Exercise goal:
Check every line of the entries below for the word "drives", and copy the ones that have it.

Source material:

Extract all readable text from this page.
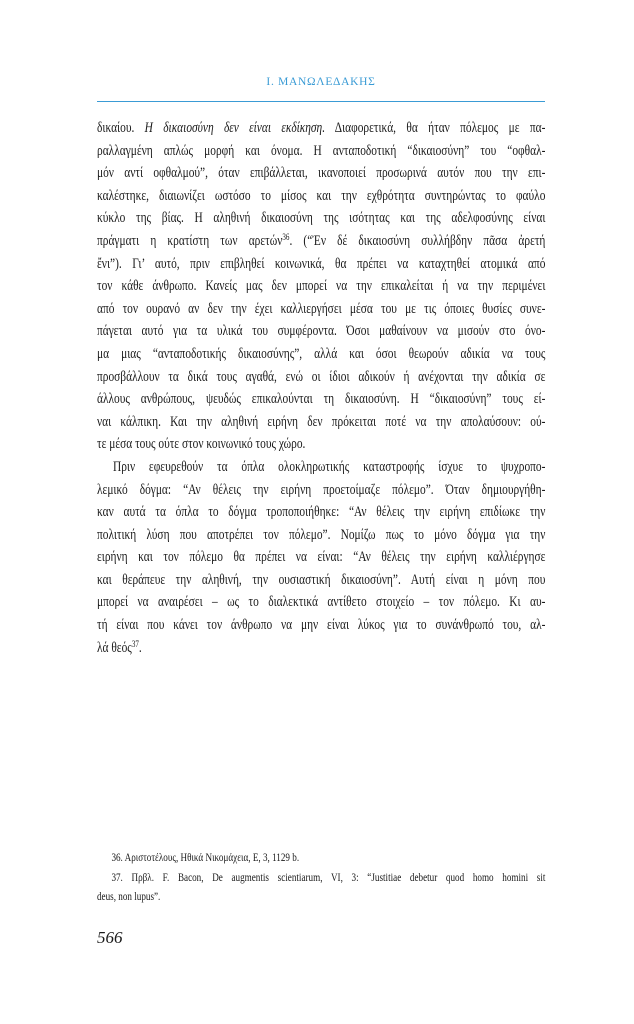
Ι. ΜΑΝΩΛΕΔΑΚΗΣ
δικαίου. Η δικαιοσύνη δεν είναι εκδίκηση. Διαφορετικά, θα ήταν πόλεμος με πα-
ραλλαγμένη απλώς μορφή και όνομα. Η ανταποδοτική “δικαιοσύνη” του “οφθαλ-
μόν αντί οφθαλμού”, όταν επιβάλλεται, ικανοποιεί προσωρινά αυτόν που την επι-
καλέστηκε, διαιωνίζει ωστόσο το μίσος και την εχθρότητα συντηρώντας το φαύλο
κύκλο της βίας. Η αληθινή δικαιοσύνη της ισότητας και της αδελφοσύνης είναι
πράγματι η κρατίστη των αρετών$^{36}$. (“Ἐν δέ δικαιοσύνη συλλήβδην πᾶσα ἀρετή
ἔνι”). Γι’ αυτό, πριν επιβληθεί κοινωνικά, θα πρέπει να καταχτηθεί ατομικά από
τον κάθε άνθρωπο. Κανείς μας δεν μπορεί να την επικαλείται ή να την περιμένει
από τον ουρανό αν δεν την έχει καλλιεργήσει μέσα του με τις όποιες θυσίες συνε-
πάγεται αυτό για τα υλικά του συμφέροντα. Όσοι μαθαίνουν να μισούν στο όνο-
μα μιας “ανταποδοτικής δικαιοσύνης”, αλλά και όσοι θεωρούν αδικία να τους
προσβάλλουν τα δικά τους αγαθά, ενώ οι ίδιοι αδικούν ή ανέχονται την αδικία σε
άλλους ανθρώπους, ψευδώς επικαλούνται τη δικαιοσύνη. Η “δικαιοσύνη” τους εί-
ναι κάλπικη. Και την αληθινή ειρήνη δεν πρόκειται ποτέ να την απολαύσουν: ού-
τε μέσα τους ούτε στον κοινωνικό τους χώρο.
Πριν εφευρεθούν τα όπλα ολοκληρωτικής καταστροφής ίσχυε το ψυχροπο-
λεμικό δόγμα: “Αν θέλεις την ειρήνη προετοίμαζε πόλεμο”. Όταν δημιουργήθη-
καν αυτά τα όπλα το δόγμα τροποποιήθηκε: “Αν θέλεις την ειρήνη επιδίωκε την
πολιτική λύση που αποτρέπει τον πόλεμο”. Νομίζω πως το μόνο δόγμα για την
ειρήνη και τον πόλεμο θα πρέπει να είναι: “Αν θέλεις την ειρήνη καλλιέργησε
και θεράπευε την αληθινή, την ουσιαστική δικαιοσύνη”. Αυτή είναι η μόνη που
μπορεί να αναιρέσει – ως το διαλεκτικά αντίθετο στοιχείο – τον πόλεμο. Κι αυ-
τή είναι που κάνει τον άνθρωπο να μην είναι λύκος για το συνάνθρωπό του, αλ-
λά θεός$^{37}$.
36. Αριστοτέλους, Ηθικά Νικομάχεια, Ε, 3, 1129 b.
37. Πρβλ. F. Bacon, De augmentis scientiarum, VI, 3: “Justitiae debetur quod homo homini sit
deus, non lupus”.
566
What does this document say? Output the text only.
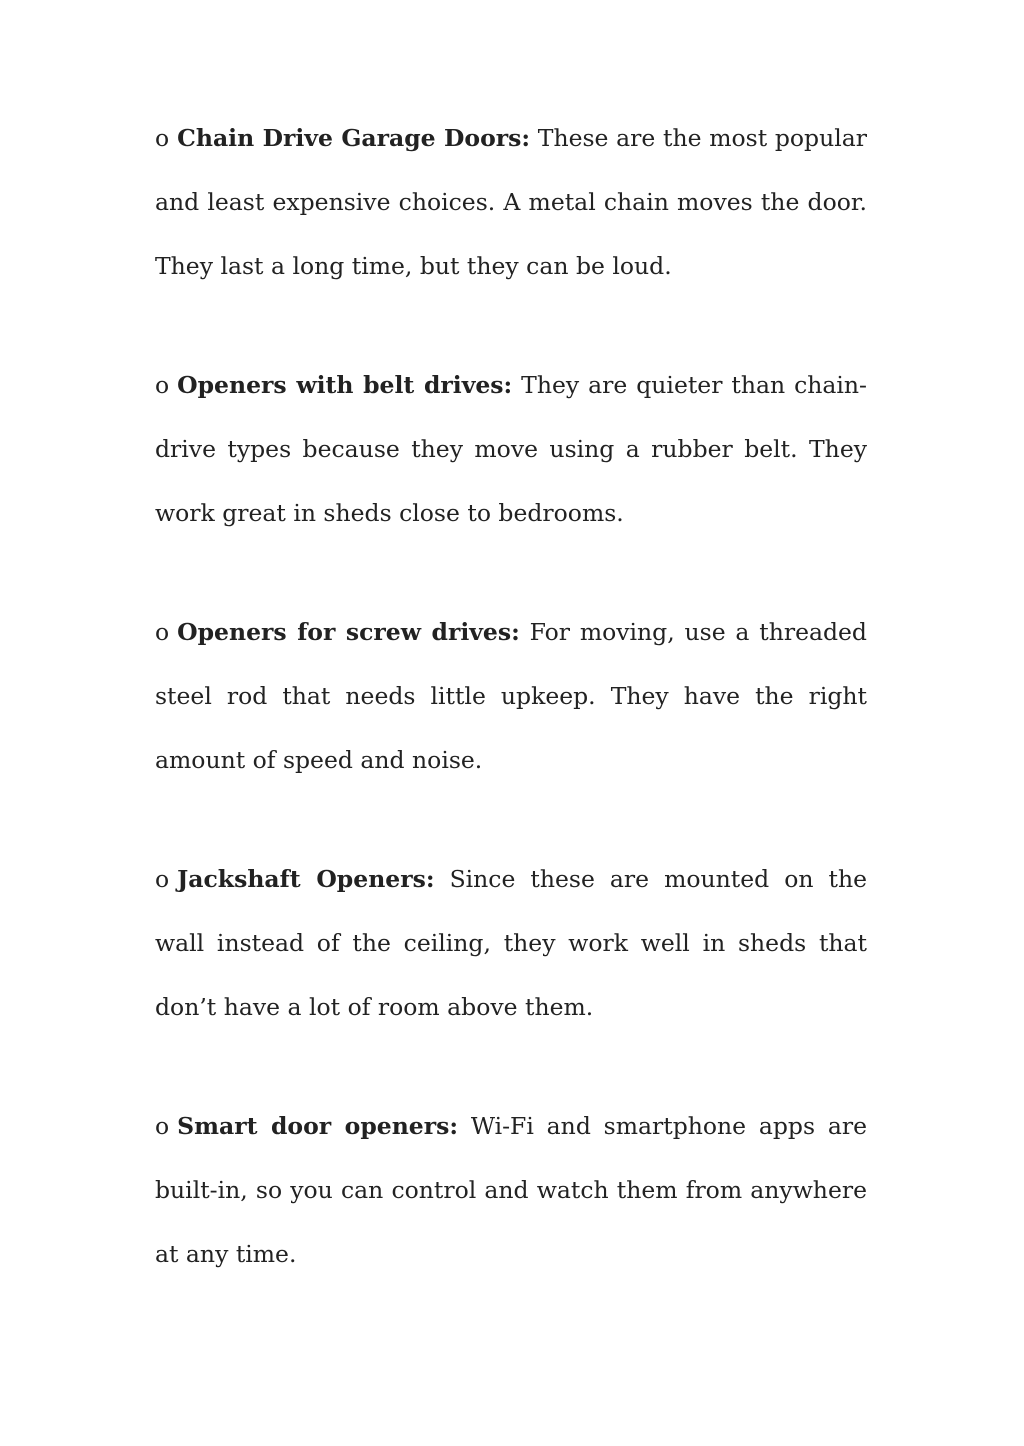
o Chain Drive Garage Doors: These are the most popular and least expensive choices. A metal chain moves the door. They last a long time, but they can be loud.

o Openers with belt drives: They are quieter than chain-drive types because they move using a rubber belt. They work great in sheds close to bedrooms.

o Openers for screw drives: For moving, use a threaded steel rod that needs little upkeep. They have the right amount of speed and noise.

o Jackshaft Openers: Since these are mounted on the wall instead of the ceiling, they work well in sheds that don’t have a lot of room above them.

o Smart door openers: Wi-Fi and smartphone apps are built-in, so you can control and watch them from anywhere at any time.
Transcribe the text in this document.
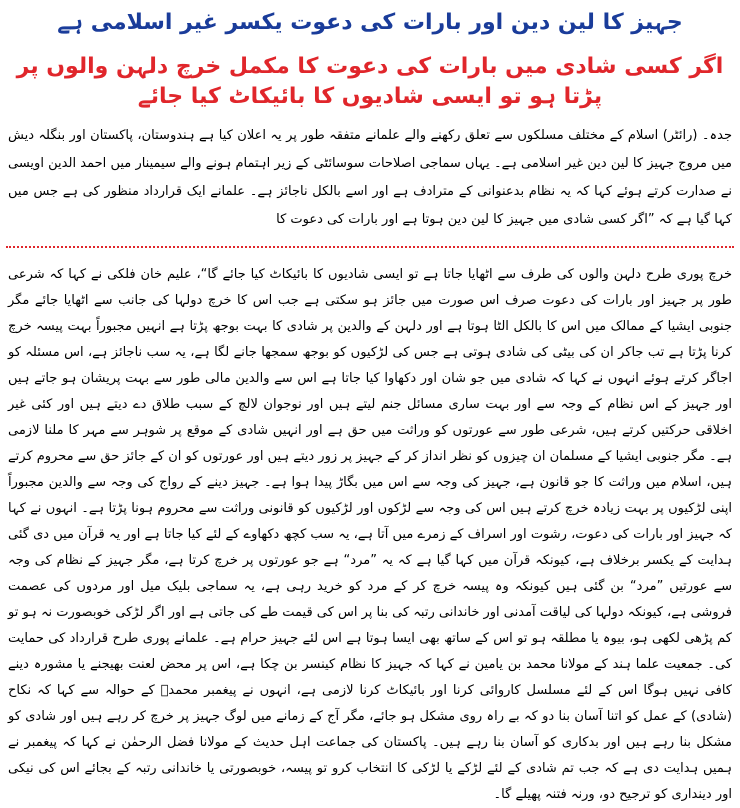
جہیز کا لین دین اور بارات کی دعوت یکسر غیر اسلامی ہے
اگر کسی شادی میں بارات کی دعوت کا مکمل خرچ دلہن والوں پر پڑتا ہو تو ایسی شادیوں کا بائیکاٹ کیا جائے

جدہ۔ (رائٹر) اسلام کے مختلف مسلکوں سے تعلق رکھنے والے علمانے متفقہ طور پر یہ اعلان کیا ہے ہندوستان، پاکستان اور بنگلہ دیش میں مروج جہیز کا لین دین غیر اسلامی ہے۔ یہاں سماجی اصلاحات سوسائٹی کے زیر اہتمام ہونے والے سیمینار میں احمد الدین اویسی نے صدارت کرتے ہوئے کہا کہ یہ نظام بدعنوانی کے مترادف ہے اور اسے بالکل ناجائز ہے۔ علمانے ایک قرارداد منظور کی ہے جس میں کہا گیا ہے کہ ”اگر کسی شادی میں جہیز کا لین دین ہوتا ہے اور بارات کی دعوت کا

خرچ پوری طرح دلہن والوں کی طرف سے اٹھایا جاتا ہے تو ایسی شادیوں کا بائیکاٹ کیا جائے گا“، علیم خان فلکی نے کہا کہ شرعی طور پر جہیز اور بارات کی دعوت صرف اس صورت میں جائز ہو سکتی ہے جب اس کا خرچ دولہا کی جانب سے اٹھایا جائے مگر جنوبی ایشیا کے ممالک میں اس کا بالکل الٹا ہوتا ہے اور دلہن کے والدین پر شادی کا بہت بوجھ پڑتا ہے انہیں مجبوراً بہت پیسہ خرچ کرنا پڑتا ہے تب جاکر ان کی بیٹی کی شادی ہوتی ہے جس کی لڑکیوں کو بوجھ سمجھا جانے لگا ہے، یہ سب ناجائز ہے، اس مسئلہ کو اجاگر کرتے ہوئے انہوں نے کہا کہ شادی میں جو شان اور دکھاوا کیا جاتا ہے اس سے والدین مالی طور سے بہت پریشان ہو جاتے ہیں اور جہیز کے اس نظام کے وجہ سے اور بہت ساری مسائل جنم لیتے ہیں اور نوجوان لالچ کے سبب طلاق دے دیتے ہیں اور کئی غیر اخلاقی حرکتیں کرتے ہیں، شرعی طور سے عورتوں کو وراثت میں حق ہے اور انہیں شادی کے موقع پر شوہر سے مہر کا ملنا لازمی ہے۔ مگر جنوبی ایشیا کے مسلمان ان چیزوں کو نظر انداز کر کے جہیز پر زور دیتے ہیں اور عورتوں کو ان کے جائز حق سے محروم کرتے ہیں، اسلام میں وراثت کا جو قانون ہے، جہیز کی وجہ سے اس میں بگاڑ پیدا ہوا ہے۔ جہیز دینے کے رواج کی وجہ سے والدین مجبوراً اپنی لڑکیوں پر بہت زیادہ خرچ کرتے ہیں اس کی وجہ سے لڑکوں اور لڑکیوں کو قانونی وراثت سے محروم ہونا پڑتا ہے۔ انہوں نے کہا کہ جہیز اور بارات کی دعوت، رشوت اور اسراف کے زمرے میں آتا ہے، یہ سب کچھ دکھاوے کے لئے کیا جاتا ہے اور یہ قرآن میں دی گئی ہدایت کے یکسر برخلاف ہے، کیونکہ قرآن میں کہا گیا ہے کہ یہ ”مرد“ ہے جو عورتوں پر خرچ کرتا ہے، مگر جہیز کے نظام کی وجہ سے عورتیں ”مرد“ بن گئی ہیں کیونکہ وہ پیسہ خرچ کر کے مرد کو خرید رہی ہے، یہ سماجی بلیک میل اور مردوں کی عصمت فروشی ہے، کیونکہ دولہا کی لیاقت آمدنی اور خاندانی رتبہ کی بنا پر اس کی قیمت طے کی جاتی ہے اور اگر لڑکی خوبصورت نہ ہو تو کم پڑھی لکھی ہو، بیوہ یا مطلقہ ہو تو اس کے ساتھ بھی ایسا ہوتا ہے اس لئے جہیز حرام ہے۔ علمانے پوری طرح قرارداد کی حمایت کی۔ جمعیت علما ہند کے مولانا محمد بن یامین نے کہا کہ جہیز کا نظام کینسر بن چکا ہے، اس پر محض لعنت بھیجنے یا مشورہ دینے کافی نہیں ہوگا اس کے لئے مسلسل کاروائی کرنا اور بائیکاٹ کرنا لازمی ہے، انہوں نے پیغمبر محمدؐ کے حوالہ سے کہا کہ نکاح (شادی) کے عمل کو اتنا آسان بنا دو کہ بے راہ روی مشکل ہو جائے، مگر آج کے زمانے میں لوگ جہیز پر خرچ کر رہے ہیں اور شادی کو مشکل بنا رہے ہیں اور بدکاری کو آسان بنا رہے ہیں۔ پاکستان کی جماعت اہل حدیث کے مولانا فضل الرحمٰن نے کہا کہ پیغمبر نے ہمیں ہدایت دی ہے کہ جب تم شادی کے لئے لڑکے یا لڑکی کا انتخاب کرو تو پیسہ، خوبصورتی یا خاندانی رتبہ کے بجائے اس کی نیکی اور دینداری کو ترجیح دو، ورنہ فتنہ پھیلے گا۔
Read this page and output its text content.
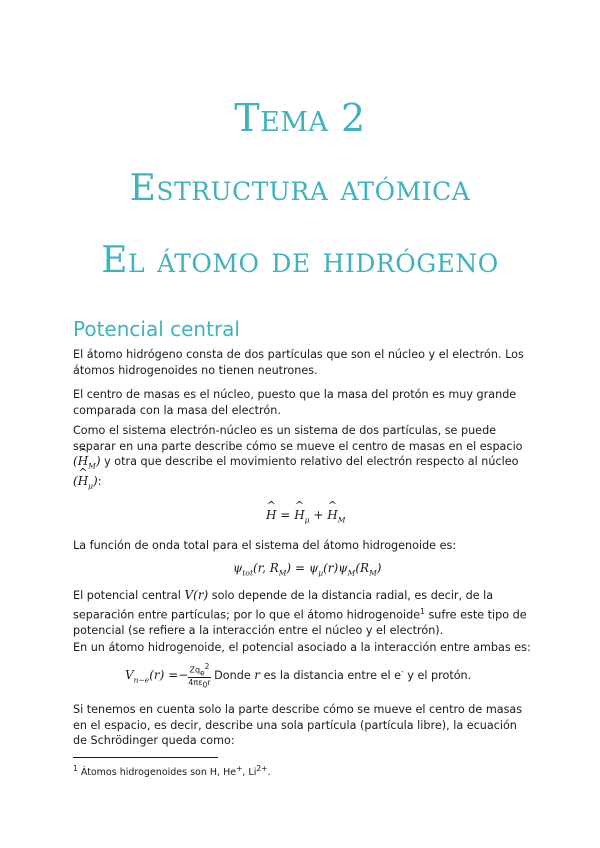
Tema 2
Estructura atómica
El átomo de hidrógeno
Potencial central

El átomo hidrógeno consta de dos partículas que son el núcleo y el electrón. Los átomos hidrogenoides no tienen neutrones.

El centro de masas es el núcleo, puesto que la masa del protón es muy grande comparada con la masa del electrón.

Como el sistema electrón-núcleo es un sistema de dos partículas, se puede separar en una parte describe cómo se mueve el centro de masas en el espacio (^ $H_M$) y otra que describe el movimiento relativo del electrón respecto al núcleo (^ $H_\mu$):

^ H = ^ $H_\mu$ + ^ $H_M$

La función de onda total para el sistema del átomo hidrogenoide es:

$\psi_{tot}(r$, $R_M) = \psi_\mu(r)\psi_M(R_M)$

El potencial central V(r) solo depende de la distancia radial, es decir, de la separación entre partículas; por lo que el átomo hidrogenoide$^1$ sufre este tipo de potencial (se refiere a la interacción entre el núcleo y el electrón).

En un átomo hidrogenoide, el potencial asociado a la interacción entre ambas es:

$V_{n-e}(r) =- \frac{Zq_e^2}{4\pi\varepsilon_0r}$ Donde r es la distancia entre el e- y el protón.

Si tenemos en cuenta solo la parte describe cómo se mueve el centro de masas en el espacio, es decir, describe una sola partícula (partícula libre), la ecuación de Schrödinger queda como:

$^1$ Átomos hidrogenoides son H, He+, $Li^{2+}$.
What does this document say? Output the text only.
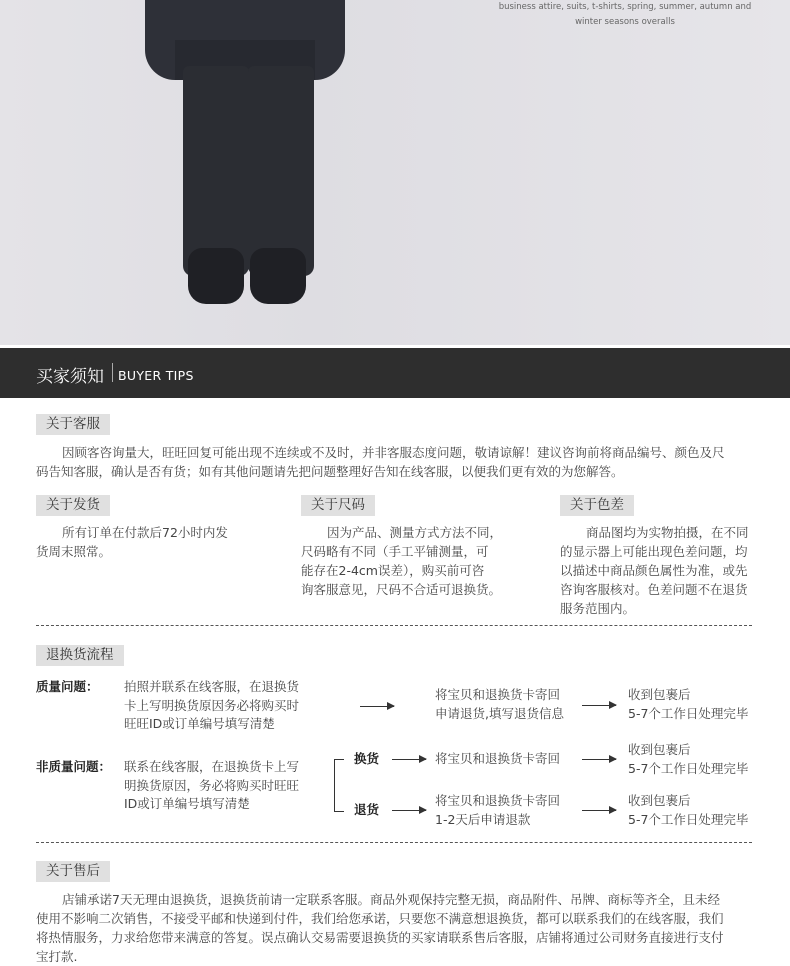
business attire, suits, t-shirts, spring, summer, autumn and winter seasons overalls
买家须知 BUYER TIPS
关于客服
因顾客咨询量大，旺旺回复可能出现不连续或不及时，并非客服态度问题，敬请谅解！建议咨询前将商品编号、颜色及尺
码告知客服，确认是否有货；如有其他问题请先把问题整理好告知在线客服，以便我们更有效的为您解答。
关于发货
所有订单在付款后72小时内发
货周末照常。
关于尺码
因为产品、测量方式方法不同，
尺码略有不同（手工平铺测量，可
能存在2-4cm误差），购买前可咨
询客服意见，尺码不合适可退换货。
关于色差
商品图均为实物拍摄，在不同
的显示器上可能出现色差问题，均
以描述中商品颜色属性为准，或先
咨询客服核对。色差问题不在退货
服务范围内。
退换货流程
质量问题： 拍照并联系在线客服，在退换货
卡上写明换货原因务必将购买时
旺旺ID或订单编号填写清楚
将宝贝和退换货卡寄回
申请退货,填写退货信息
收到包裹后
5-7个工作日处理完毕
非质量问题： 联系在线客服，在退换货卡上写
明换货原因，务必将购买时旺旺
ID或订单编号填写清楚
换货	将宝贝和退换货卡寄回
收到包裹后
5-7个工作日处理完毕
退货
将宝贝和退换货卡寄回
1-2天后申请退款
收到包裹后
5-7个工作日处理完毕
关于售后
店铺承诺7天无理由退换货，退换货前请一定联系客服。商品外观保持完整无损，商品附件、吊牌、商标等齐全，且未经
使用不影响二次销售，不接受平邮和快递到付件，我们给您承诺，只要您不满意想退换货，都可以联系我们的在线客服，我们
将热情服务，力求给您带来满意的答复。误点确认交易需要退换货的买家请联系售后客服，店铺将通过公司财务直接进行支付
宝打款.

Written solution:
o Openers with belt drives: They are quieter than chain-drive types because they move using a rubber belt. They work great in sheds close to bedrooms.
o Openers for screw drives: For moving, use a threaded steel rod that needs little upkeep. They have the right amount of speed and noise.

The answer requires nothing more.